#### [EXERCISE TASK]
Go through the listing below and gather every line with the word "Stores".

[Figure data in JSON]
-------

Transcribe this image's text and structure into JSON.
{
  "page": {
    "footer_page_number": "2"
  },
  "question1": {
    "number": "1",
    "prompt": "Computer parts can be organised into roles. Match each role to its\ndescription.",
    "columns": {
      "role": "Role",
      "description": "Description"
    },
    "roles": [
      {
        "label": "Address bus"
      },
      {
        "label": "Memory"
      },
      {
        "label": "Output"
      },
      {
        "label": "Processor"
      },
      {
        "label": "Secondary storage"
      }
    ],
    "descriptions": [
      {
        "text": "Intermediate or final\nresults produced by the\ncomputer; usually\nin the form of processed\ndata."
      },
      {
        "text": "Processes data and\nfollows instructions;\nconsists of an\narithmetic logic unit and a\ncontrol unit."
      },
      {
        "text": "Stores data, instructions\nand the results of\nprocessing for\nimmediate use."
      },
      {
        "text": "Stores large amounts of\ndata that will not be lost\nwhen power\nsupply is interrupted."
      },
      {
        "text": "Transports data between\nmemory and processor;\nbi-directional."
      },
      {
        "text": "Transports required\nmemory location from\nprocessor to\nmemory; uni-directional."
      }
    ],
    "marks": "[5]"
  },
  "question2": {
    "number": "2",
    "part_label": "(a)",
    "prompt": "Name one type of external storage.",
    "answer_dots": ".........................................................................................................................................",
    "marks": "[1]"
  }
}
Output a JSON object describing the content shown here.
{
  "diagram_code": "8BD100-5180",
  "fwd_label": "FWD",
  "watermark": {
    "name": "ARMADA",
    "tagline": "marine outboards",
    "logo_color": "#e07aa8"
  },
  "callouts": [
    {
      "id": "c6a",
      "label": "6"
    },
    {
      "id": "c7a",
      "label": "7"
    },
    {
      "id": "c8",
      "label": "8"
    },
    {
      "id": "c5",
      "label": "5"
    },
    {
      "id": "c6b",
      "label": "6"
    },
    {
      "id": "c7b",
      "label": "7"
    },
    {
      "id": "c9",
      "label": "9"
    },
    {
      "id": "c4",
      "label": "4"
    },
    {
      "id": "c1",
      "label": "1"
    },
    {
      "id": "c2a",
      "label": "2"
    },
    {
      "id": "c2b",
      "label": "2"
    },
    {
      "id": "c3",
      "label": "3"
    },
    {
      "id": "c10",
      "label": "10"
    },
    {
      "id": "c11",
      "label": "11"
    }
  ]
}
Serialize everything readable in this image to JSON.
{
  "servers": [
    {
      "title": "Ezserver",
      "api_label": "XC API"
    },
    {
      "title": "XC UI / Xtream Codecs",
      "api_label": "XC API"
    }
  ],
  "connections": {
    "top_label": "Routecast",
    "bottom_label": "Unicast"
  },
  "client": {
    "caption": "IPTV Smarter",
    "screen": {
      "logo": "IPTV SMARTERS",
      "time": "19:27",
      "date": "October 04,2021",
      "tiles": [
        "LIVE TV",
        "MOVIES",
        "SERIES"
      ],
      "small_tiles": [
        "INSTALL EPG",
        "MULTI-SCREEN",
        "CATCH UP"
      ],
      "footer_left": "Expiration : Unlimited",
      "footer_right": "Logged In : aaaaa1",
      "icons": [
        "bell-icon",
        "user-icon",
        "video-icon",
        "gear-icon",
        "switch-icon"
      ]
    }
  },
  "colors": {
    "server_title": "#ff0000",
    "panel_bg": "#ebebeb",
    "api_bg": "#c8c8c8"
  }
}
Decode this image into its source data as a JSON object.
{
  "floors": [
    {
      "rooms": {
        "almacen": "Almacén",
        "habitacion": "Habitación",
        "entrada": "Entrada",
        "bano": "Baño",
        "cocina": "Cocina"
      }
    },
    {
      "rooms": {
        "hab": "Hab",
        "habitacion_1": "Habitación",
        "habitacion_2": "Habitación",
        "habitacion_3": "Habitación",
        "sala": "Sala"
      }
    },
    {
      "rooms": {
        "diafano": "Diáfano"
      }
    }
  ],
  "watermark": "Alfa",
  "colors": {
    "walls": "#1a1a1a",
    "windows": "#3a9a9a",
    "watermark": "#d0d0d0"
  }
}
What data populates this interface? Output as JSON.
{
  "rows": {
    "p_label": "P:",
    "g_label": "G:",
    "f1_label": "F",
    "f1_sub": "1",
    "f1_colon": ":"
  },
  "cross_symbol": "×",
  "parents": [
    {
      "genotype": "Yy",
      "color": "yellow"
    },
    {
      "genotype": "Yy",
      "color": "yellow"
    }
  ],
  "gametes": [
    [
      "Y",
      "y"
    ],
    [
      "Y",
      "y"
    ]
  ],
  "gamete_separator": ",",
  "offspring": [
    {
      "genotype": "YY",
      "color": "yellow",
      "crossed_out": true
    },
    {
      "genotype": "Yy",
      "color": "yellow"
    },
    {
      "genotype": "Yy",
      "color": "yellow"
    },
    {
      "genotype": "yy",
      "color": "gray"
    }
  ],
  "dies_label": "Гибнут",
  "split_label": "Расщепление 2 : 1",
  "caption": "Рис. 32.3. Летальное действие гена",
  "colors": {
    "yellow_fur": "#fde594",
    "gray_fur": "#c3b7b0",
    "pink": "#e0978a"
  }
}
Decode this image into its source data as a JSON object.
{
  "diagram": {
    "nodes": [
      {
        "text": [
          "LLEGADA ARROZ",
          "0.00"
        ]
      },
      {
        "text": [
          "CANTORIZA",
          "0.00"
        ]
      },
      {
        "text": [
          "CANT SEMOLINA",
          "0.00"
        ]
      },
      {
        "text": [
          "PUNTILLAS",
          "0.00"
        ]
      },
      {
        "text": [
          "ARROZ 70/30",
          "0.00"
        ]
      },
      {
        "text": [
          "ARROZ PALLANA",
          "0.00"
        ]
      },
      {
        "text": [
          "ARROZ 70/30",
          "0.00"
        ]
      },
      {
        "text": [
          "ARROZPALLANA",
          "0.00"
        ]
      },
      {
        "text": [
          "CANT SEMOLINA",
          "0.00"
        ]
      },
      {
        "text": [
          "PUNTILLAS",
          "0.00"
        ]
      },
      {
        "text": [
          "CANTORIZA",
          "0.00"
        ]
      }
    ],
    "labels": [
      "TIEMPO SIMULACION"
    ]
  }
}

-------

#### [TASK RESPONSE]
        "text": "Stores data, instructions\nand the results of\nprocessing for\nimmediate use."
        "text": "Stores large amounts of\ndata that will not be lost\nwhen power\nsupply is interrupted."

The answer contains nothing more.